*What is expected*.
The article on the prospects of Kim Jong-un's visit to Russia says Moscow values North Korean workers for a combination of qualities. List every one of those qualities.

Prospects of Kim Jong-un’s Visit to Russia

Current rumours concerning the future visit of North Korea’s leader to Russia reflect speculation both regarding its prospects and about the current state of Russia-DPRK relations.

Speculations that Kim Jong-un will soon arrive in Russia have been around for quite a long time, and have intensified recently, especially since September 2018. However, one should not forget that the summit involves discussions on high-level issues that need to be decided upon by the heads of state. Otherwise, such a meeting between the leaders of nations turns into a merely ceremonial event, which in essence means only emphasising friendly relations or expressing support.

Let's look at the relations of both countries from this angle. On the one hand, Russia has a very limited set of levers of influence on North Korea. There is economic cooperation, but it is burdened very much by sanctions, which the Russian Federation is obliged to follow as a member of the UN Security Council. Sanctions hamper the development of existing joint projects, and within the framework of their execution, by the end of 2019 Russia should theoretically get rid of its North Korean workers, which, as we note, are very highly valued by Moscow for providing a successful combination of low cost, punctuality and a readiness to obey local laws. From a political point of view, Russia understands Pyongyang’s nuclear claims, but does not accept them. Moreover, Russia ranks the Far East, including Korea, third in terms of priority, after the Post-Soviet space and the Middle East.

However, at the same time, Russia to a lesser extent has played the role of teaching the North Koreans what to do. That is why both in the government and among ordinary North Koreans, the attitude towards Russia and the Russians is very friendly.

The current situation in relations between North Korea and the United States in many ways corresponds to the Russian-Chinese plan of "double freezing." Moscow understands that the complete nuclear disarmament of North Korea is unrealistic, but the declared course of detente and a moratorium on measures, which exacerbate the situation, can continue indefinitely, and the process here is more important than the result, and the direction is more important than speed. Russia supports this trend and generally believes that the efforts of North Korea, which has already made a certain number of irreversible actions, should be minimally rewarded, and the current negotiation process should not turn into unilateral concessions.

*Data lines*.
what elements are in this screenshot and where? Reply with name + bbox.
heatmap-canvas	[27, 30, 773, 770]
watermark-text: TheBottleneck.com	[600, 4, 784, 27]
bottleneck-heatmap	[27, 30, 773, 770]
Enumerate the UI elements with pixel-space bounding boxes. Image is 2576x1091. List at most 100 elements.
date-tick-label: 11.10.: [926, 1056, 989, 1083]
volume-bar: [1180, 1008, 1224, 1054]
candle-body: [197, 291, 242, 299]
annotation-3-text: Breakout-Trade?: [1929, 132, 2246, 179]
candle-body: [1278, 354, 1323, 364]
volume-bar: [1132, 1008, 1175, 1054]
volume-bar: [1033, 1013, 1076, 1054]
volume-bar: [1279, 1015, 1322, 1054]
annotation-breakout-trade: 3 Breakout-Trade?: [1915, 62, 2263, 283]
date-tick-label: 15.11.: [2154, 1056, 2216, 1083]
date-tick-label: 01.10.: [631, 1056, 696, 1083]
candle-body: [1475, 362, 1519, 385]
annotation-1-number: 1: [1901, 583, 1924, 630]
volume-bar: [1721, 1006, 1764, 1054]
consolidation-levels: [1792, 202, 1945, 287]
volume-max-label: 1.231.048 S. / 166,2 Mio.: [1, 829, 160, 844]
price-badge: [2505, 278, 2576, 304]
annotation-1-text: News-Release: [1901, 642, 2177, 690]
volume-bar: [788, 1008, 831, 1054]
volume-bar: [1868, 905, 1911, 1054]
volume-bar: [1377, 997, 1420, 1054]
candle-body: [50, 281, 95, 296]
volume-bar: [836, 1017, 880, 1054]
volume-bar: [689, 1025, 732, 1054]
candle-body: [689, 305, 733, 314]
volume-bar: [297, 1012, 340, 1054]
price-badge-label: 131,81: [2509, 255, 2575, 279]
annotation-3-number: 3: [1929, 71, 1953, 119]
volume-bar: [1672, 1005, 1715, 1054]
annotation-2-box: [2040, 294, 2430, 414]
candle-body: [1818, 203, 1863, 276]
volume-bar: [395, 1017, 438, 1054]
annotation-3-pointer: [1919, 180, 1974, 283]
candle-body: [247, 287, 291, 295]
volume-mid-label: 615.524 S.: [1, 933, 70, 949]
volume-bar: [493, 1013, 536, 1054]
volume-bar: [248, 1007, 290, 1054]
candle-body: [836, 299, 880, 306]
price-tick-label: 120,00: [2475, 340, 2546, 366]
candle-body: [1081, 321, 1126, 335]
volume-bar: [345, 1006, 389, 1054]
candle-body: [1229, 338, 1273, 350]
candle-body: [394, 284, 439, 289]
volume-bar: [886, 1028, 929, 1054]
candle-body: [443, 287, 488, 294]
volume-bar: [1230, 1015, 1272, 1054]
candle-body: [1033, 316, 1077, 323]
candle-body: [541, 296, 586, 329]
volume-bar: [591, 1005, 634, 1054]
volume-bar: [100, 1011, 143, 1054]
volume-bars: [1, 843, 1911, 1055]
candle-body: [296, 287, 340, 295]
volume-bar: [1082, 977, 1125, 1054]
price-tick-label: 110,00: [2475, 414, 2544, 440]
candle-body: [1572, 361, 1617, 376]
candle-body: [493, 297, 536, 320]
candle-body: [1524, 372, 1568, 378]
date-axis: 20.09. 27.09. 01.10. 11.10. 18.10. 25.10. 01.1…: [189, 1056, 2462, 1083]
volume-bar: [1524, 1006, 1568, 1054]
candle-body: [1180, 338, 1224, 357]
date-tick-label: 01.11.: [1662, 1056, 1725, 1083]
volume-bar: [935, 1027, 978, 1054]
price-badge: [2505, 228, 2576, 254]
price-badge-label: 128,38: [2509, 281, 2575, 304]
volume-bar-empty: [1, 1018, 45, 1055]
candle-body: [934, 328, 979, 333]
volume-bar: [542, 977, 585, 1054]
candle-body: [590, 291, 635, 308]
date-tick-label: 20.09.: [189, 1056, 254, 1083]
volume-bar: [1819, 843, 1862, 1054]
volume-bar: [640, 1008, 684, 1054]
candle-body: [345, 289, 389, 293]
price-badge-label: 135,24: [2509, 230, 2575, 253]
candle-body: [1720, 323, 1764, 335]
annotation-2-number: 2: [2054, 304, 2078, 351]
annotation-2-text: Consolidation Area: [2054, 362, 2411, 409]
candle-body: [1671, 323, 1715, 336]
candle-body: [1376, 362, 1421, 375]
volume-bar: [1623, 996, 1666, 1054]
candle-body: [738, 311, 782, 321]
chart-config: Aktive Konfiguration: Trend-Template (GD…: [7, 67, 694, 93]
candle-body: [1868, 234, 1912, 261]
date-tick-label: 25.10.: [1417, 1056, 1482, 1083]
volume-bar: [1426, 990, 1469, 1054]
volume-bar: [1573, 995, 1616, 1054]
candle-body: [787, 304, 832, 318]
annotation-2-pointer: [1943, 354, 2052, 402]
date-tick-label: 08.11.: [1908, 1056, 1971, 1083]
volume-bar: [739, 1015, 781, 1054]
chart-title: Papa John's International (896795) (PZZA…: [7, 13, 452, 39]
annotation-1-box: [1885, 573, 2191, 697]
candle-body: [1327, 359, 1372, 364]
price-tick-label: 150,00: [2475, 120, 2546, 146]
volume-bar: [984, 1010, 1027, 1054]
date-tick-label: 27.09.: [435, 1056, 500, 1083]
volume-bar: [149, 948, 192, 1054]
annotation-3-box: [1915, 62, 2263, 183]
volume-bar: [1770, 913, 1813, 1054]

*Response below*.
- Low cost
- Punctuality
- A readiness to obey local laws